TASK DETAILS ->
Please reproduce the records below word for word, beginning at the line that has "Give bounding boxes" and stopping after the line that has "Enumerate the UI". Leave the pictures out.

--- BEGIN EXTRACTED MATERIAL ---

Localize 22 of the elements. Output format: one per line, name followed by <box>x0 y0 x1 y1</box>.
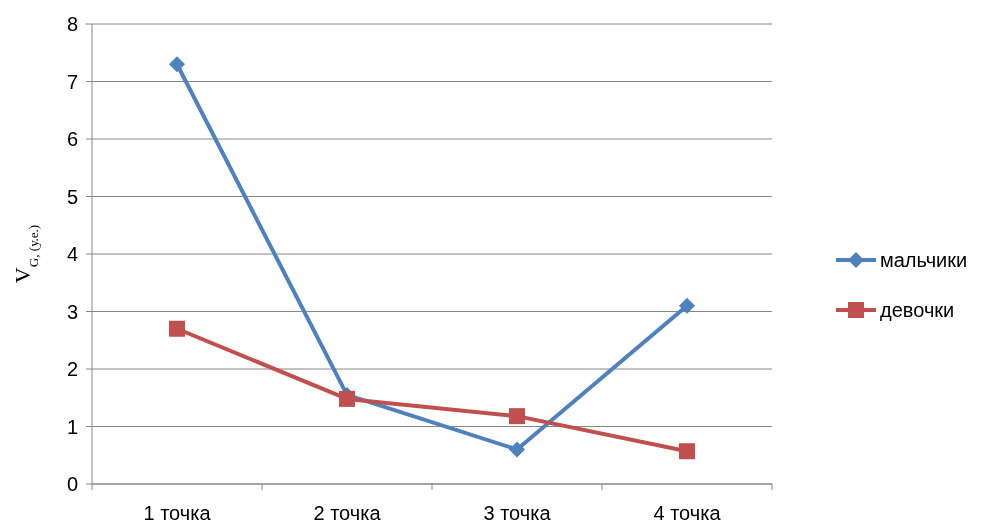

--- END EXTRACTED MATERIAL ---
--- BEGIN EXTRACTED MATERIAL ---

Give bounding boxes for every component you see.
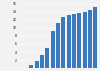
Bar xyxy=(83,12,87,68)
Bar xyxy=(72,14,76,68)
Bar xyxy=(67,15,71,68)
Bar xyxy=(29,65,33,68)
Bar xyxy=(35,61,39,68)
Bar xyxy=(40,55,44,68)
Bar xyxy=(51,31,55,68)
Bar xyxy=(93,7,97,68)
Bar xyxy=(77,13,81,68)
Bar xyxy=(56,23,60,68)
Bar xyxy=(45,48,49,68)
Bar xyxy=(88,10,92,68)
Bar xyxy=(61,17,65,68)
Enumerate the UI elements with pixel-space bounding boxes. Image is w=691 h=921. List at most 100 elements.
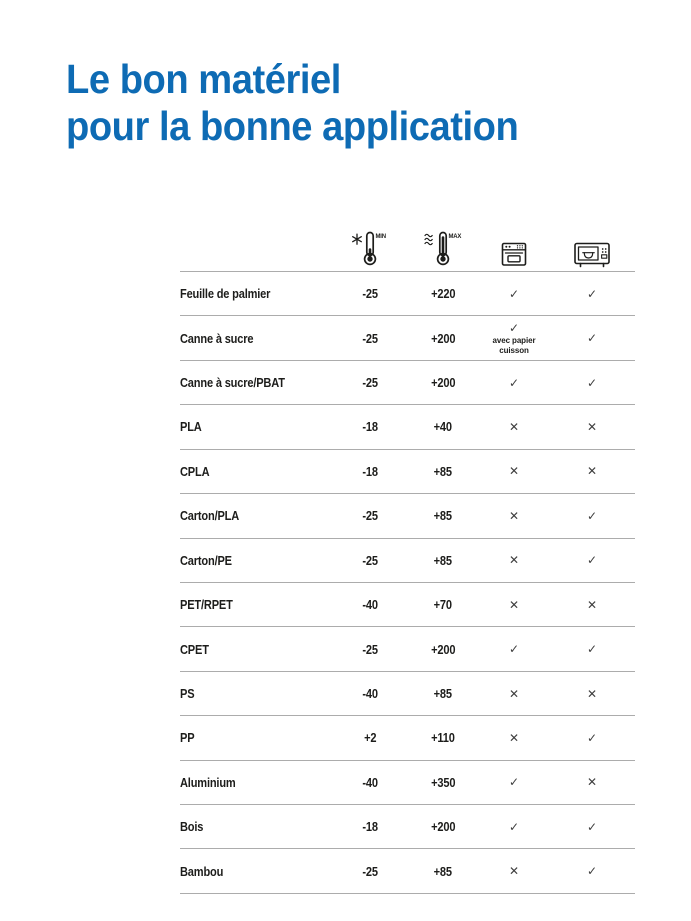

--- END EXTRACTED MATERIAL ---

PROBLEM SOLUTION ->
Give bounding boxes for every component you see.
Bar xyxy=(83,12,87,68)
Bar xyxy=(72,14,76,68)
Bar xyxy=(67,15,71,68)
Bar xyxy=(29,65,33,68)
Bar xyxy=(35,61,39,68)
Bar xyxy=(40,55,44,68)
Bar xyxy=(51,31,55,68)
Bar xyxy=(93,7,97,68)
Bar xyxy=(77,13,81,68)
Bar xyxy=(56,23,60,68)
Bar xyxy=(45,48,49,68)
Bar xyxy=(88,10,92,68)
Bar xyxy=(61,17,65,68)
Enumerate the UI elements with pixel-space bounding boxes. Image is w=691 h=921. List at most 100 elements.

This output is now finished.